Exercise objective: Write the records below out in full, character for character, with no pictures.

Materials provided:
--
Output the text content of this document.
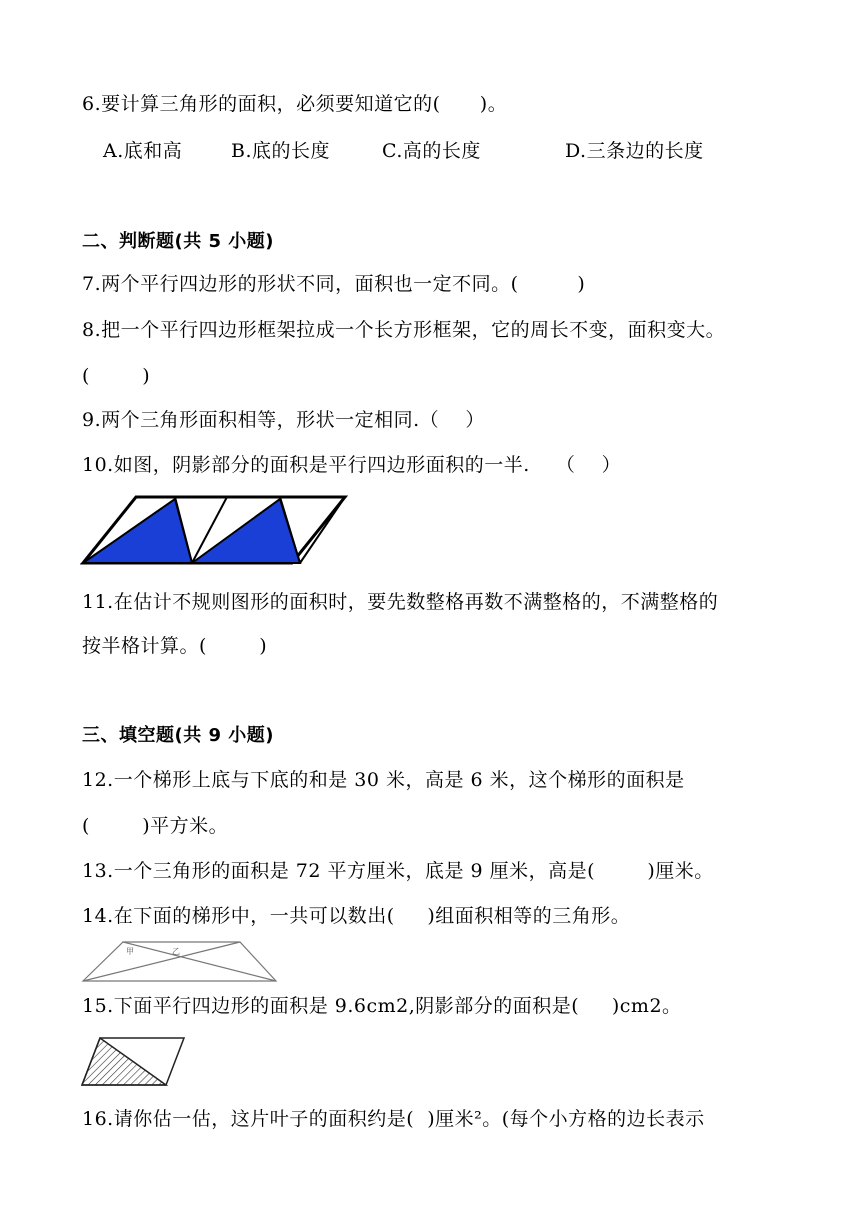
6.要计算三角形的面积，必须要知道它的(      )。
A.底和高	B.底的长度	C.高的长度	D.三条边的长度
二、判断题(共 5 小题)
7.两个平行四边形的形状不同，面积也一定不同。(         )
8.把一个平行四边形框架拉成一个长方形框架，它的周长不变，面积变大。
(        )
9.两个三角形面积相等，形状一定相同.（    ）
10.如图，阴影部分的面积是平行四边形面积的一半.    （    ）
11.在估计不规则图形的面积时，要先数整格再数不满整格的，不满整格的
按半格计算。(        )
三、填空题(共 9 小题)
12.一个梯形上底与下底的和是 30 米，高是 6 米，这个梯形的面积是
(        )平方米。
13.一个三角形的面积是 72 平方厘米，底是 9 厘米，高是(        )厘米。
14.在下面的梯形中，一共可以数出(     )组面积相等的三角形。
甲	乙
15.下面平行四边形的面积是 9.6cm2,阴影部分的面积是(     )cm2。
16.请你估一估，这片叶子的面积约是(  )厘米²。(每个小方格的边长表示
--
Final answer:
Output the text content of this document.
6.要计算三角形的面积，必须要知道它的(      )。
A.底和高	B.底的长度	C.高的长度	D.三条边的长度
二、判断题(共 5 小题)
7.两个平行四边形的形状不同，面积也一定不同。(         )
8.把一个平行四边形框架拉成一个长方形框架，它的周长不变，面积变大。
(        )
9.两个三角形面积相等，形状一定相同.（    ）
10.如图，阴影部分的面积是平行四边形面积的一半.    （    ）
11.在估计不规则图形的面积时，要先数整格再数不满整格的，不满整格的
按半格计算。(        )
三、填空题(共 9 小题)
12.一个梯形上底与下底的和是 30 米，高是 6 米，这个梯形的面积是
(        )平方米。
13.一个三角形的面积是 72 平方厘米，底是 9 厘米，高是(        )厘米。
14.在下面的梯形中，一共可以数出(     )组面积相等的三角形。
甲	乙
15.下面平行四边形的面积是 9.6cm2,阴影部分的面积是(     )cm2。
16.请你估一估，这片叶子的面积约是(  )厘米²。(每个小方格的边长表示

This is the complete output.